**Exercise:** Below are entries to be transcribed exactly; exclude the pictures from the copy.

(Entries with figure data)
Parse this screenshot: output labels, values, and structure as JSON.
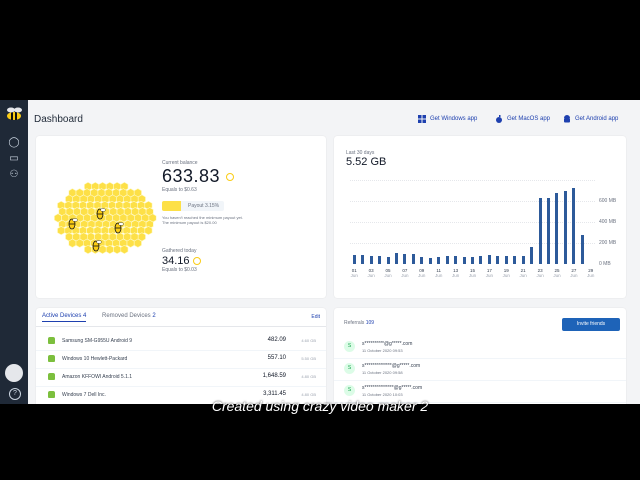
{
  "app": {
    "page_title": "Dashboard",
    "logo_icon": "bee-logo-icon"
  },
  "sidebar": {
    "items": [
      {
        "icon": "dashboard-icon"
      },
      {
        "icon": "devices-icon"
      },
      {
        "icon": "referrals-icon"
      }
    ],
    "help": "?"
  },
  "header": {
    "links": [
      {
        "label": "Get Windows app",
        "icon": "windows-icon"
      },
      {
        "label": "Get MacOS app",
        "icon": "apple-icon"
      },
      {
        "label": "Get Android app",
        "icon": "android-icon"
      }
    ]
  },
  "balance": {
    "current_label": "Current balance",
    "current_value": "633.83",
    "current_equiv": "Equals to $0.63",
    "payout_label": "Payout 3.15%",
    "payout_fraction": 0.3,
    "note": "You haven't reached the minimum payout yet. The minimum payout is $20.00",
    "today_label": "Gathered today",
    "today_value": "34.16",
    "today_equiv": "Equals to $0.03"
  },
  "usage": {
    "label": "Last 30 days",
    "value": "5.52 GB"
  },
  "chart_data": {
    "type": "bar",
    "categories": [
      "01 Jun",
      "02 Jun",
      "03 Jun",
      "04 Jun",
      "05 Jun",
      "06 Jun",
      "07 Jun",
      "08 Jun",
      "09 Jun",
      "10 Jun",
      "11 Jun",
      "12 Jun",
      "13 Jun",
      "14 Jun",
      "15 Jun",
      "16 Jun",
      "17 Jun",
      "18 Jun",
      "19 Jun",
      "20 Jun",
      "21 Jun",
      "22 Jun",
      "23 Jun",
      "24 Jun",
      "25 Jun",
      "26 Jun",
      "27 Jun",
      "28 Jun",
      "29 Jun"
    ],
    "tick_labels": [
      [
        "01",
        "Jun"
      ],
      [
        "03",
        "Jun"
      ],
      [
        "05",
        "Jun"
      ],
      [
        "07",
        "Jun"
      ],
      [
        "09",
        "Jun"
      ],
      [
        "11",
        "Jun"
      ],
      [
        "13",
        "Jun"
      ],
      [
        "15",
        "Jun"
      ],
      [
        "17",
        "Jun"
      ],
      [
        "19",
        "Jun"
      ],
      [
        "21",
        "Jun"
      ],
      [
        "23",
        "Jun"
      ],
      [
        "25",
        "Jun"
      ],
      [
        "27",
        "Jun"
      ],
      [
        "29",
        "Jun"
      ]
    ],
    "values": [
      110,
      110,
      100,
      95,
      80,
      130,
      125,
      115,
      80,
      70,
      80,
      90,
      90,
      85,
      80,
      100,
      110,
      90,
      100,
      95,
      95,
      200,
      790,
      780,
      840,
      870,
      900,
      350,
      0
    ],
    "y_ticks": [
      "600 MB",
      "400 MB",
      "200 MB",
      "0 MB"
    ],
    "ylim": [
      0,
      1000
    ],
    "color": "#2d5a9a"
  },
  "devices": {
    "tabs": [
      {
        "label": "Active Devices",
        "count": "4"
      },
      {
        "label": "Removed Devices",
        "count": "2"
      }
    ],
    "edit_label": "Edit",
    "rows": [
      {
        "name": "Samsung SM-G955U Android 9",
        "amount": "482.09",
        "sub": "4.60 GB"
      },
      {
        "name": "Windows 10 Hewlett-Packard",
        "amount": "557.10",
        "sub": "5.50 GB"
      },
      {
        "name": "Amazon KFFOWI Android 5.1.1",
        "amount": "1,648.59",
        "sub": "4.80 GB"
      },
      {
        "name": "Windows 7 Dell Inc.",
        "amount": "3,311.45",
        "sub": "4.80 GB"
      }
    ]
  },
  "referrals": {
    "label": "Referrals",
    "count": "109",
    "invite_label": "Invite friends",
    "rows": [
      {
        "initial": "S",
        "email": "s**********@g*****.com",
        "date": "11 October 2020 09:53"
      },
      {
        "initial": "S",
        "email": "s**************@g*****.com",
        "date": "11 October 2020 09:58"
      },
      {
        "initial": "S",
        "email": "s***************@g*****.com",
        "date": "11 October 2020 10:03"
      }
    ]
  },
  "overlay": {
    "caption": "Created using crazy video maker 2"
  }
}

**Response to this exercise:**
Parse this screenshot: output labels, values, and structure as JSON.
{
  "app": {
    "page_title": "Dashboard",
    "logo_icon": "bee-logo-icon"
  },
  "sidebar": {
    "items": [
      {
        "icon": "dashboard-icon"
      },
      {
        "icon": "devices-icon"
      },
      {
        "icon": "referrals-icon"
      }
    ],
    "help": "?"
  },
  "header": {
    "links": [
      {
        "label": "Get Windows app",
        "icon": "windows-icon"
      },
      {
        "label": "Get MacOS app",
        "icon": "apple-icon"
      },
      {
        "label": "Get Android app",
        "icon": "android-icon"
      }
    ]
  },
  "balance": {
    "current_label": "Current balance",
    "current_value": "633.83",
    "current_equiv": "Equals to $0.63",
    "payout_label": "Payout 3.15%",
    "payout_fraction": 0.3,
    "note": "You haven't reached the minimum payout yet. The minimum payout is $20.00",
    "today_label": "Gathered today",
    "today_value": "34.16",
    "today_equiv": "Equals to $0.03"
  },
  "usage": {
    "label": "Last 30 days",
    "value": "5.52 GB"
  },
  "chart_data": {
    "type": "bar",
    "categories": [
      "01 Jun",
      "02 Jun",
      "03 Jun",
      "04 Jun",
      "05 Jun",
      "06 Jun",
      "07 Jun",
      "08 Jun",
      "09 Jun",
      "10 Jun",
      "11 Jun",
      "12 Jun",
      "13 Jun",
      "14 Jun",
      "15 Jun",
      "16 Jun",
      "17 Jun",
      "18 Jun",
      "19 Jun",
      "20 Jun",
      "21 Jun",
      "22 Jun",
      "23 Jun",
      "24 Jun",
      "25 Jun",
      "26 Jun",
      "27 Jun",
      "28 Jun",
      "29 Jun"
    ],
    "tick_labels": [
      [
        "01",
        "Jun"
      ],
      [
        "03",
        "Jun"
      ],
      [
        "05",
        "Jun"
      ],
      [
        "07",
        "Jun"
      ],
      [
        "09",
        "Jun"
      ],
      [
        "11",
        "Jun"
      ],
      [
        "13",
        "Jun"
      ],
      [
        "15",
        "Jun"
      ],
      [
        "17",
        "Jun"
      ],
      [
        "19",
        "Jun"
      ],
      [
        "21",
        "Jun"
      ],
      [
        "23",
        "Jun"
      ],
      [
        "25",
        "Jun"
      ],
      [
        "27",
        "Jun"
      ],
      [
        "29",
        "Jun"
      ]
    ],
    "values": [
      110,
      110,
      100,
      95,
      80,
      130,
      125,
      115,
      80,
      70,
      80,
      90,
      90,
      85,
      80,
      100,
      110,
      90,
      100,
      95,
      95,
      200,
      790,
      780,
      840,
      870,
      900,
      350,
      0
    ],
    "y_ticks": [
      "600 MB",
      "400 MB",
      "200 MB",
      "0 MB"
    ],
    "ylim": [
      0,
      1000
    ],
    "color": "#2d5a9a"
  },
  "devices": {
    "tabs": [
      {
        "label": "Active Devices",
        "count": "4"
      },
      {
        "label": "Removed Devices",
        "count": "2"
      }
    ],
    "edit_label": "Edit",
    "rows": [
      {
        "name": "Samsung SM-G955U Android 9",
        "amount": "482.09",
        "sub": "4.60 GB"
      },
      {
        "name": "Windows 10 Hewlett-Packard",
        "amount": "557.10",
        "sub": "5.50 GB"
      },
      {
        "name": "Amazon KFFOWI Android 5.1.1",
        "amount": "1,648.59",
        "sub": "4.80 GB"
      },
      {
        "name": "Windows 7 Dell Inc.",
        "amount": "3,311.45",
        "sub": "4.80 GB"
      }
    ]
  },
  "referrals": {
    "label": "Referrals",
    "count": "109",
    "invite_label": "Invite friends",
    "rows": [
      {
        "initial": "S",
        "email": "s**********@g*****.com",
        "date": "11 October 2020 09:53"
      },
      {
        "initial": "S",
        "email": "s**************@g*****.com",
        "date": "11 October 2020 09:58"
      },
      {
        "initial": "S",
        "email": "s***************@g*****.com",
        "date": "11 October 2020 10:03"
      }
    ]
  },
  "overlay": {
    "caption": "Created using crazy video maker 2"
  }
}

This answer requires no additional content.